### Work to be completed
Would you set down every entry shown below, precisely as written?
+++ Listed entries +++
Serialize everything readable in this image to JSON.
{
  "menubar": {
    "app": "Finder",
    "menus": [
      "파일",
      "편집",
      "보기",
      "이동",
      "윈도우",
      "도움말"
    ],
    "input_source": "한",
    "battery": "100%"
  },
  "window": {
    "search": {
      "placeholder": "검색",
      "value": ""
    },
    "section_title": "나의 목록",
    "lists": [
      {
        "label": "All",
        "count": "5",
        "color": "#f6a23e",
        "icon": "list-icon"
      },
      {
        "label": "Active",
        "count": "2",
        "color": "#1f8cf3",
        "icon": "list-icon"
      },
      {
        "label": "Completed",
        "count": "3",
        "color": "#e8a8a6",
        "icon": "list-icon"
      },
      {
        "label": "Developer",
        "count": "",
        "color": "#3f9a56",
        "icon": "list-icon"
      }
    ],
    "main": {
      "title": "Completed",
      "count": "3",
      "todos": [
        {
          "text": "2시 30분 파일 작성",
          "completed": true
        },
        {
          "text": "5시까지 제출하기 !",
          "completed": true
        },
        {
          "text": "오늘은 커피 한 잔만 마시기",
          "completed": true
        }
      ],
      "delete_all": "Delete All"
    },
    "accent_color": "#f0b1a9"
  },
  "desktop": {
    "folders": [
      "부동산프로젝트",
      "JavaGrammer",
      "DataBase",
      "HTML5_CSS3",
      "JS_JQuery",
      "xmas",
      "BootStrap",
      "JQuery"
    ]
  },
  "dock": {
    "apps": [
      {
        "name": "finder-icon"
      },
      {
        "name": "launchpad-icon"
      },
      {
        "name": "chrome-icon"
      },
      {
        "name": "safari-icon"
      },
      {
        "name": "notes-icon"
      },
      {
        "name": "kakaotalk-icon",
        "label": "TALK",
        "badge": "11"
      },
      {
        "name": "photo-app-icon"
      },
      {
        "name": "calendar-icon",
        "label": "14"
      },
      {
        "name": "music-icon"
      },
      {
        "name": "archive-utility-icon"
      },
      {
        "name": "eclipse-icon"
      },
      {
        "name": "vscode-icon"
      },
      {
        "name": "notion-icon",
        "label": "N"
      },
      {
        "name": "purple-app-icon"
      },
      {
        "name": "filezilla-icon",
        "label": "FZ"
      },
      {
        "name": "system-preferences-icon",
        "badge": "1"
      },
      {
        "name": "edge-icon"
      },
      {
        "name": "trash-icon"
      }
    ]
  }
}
+++
### Expected output
Serialize everything readable in this image to JSON.
{
  "menubar": {
    "app": "Finder",
    "menus": [
      "파일",
      "편집",
      "보기",
      "이동",
      "윈도우",
      "도움말"
    ],
    "input_source": "한",
    "battery": "100%"
  },
  "window": {
    "search": {
      "placeholder": "검색",
      "value": ""
    },
    "section_title": "나의 목록",
    "lists": [
      {
        "label": "All",
        "count": "5",
        "color": "#f6a23e",
        "icon": "list-icon"
      },
      {
        "label": "Active",
        "count": "2",
        "color": "#1f8cf3",
        "icon": "list-icon"
      },
      {
        "label": "Completed",
        "count": "3",
        "color": "#e8a8a6",
        "icon": "list-icon"
      },
      {
        "label": "Developer",
        "count": "",
        "color": "#3f9a56",
        "icon": "list-icon"
      }
    ],
    "main": {
      "title": "Completed",
      "count": "3",
      "todos": [
        {
          "text": "2시 30분 파일 작성",
          "completed": true
        },
        {
          "text": "5시까지 제출하기 !",
          "completed": true
        },
        {
          "text": "오늘은 커피 한 잔만 마시기",
          "completed": true
        }
      ],
      "delete_all": "Delete All"
    },
    "accent_color": "#f0b1a9"
  },
  "desktop": {
    "folders": [
      "부동산프로젝트",
      "JavaGrammer",
      "DataBase",
      "HTML5_CSS3",
      "JS_JQuery",
      "xmas",
      "BootStrap",
      "JQuery"
    ]
  },
  "dock": {
    "apps": [
      {
        "name": "finder-icon"
      },
      {
        "name": "launchpad-icon"
      },
      {
        "name": "chrome-icon"
      },
      {
        "name": "safari-icon"
      },
      {
        "name": "notes-icon"
      },
      {
        "name": "kakaotalk-icon",
        "label": "TALK",
        "badge": "11"
      },
      {
        "name": "photo-app-icon"
      },
      {
        "name": "calendar-icon",
        "label": "14"
      },
      {
        "name": "music-icon"
      },
      {
        "name": "archive-utility-icon"
      },
      {
        "name": "eclipse-icon"
      },
      {
        "name": "vscode-icon"
      },
      {
        "name": "notion-icon",
        "label": "N"
      },
      {
        "name": "purple-app-icon"
      },
      {
        "name": "filezilla-icon",
        "label": "FZ"
      },
      {
        "name": "system-preferences-icon",
        "badge": "1"
      },
      {
        "name": "edge-icon"
      },
      {
        "name": "trash-icon"
      }
    ]
  }
}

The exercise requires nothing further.